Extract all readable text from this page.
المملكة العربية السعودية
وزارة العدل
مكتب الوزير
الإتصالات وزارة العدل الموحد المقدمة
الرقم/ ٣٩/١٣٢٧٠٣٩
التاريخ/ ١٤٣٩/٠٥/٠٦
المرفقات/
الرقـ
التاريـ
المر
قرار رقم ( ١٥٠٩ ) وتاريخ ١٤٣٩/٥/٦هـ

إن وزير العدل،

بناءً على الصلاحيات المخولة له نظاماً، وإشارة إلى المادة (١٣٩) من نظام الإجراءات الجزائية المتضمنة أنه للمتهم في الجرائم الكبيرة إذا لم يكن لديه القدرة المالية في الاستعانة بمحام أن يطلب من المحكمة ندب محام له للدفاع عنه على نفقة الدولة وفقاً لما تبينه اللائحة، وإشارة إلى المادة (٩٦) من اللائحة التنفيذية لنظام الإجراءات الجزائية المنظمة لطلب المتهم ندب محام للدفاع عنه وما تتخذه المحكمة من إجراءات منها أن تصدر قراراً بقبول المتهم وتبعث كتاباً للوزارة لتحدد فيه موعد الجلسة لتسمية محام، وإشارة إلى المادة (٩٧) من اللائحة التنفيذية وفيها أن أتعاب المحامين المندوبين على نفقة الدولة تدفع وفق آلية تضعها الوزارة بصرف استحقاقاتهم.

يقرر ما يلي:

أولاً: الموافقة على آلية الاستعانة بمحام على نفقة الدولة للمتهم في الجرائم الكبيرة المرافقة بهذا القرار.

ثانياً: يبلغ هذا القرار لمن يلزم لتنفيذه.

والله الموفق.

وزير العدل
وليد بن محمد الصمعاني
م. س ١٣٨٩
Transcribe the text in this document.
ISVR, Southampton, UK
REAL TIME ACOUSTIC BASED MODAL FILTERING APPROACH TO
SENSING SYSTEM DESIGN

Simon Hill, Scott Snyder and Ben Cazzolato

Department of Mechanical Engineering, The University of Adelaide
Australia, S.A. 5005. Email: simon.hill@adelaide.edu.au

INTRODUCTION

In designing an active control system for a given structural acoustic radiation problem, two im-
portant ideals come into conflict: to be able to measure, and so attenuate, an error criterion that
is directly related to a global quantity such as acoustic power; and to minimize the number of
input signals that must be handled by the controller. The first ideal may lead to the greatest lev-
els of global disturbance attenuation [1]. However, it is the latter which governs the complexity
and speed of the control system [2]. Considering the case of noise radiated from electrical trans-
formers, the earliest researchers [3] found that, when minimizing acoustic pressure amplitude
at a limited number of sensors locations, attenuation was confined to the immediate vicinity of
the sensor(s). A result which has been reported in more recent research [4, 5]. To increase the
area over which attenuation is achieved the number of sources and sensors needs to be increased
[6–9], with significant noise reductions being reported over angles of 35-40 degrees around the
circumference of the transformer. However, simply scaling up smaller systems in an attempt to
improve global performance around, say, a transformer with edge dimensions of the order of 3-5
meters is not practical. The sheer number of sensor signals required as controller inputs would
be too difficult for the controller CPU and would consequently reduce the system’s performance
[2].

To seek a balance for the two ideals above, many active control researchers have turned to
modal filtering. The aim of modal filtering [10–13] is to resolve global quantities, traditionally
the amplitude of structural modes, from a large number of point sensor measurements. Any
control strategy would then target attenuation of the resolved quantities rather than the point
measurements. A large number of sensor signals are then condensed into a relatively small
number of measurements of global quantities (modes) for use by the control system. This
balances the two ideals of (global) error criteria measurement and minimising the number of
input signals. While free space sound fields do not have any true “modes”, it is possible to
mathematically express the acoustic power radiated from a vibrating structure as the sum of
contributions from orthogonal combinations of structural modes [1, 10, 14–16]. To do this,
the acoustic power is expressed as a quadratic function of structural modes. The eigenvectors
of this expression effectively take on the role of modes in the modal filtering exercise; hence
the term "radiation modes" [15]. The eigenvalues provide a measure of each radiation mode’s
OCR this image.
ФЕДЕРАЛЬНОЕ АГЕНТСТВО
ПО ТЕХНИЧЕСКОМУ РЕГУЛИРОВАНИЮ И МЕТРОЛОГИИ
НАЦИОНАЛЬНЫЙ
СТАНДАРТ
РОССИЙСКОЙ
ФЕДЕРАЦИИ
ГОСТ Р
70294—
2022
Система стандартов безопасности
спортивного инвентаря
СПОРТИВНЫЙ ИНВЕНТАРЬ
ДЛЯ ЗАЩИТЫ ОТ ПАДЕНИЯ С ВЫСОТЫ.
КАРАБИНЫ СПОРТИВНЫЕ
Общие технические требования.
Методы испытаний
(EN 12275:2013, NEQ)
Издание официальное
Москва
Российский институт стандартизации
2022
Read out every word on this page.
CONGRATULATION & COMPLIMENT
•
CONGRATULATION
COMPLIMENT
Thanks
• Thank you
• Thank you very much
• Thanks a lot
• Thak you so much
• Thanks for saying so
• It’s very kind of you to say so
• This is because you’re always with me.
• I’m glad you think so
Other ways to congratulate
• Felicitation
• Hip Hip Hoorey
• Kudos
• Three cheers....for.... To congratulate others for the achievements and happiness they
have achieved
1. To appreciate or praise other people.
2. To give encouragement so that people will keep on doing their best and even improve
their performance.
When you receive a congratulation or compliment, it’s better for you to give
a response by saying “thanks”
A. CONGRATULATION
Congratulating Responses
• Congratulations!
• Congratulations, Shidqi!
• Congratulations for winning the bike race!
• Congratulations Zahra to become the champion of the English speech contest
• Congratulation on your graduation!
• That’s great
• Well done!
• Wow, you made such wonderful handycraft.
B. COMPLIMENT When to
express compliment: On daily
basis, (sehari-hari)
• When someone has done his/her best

What this task involves — Pick out each line above that includes "amplitude" and show it.

Complete output —
formers, the earliest researchers [3] found that, when minimizing acoustic pressure amplitude
the amplitude of structural modes, from a large number of point sensor measurements. Any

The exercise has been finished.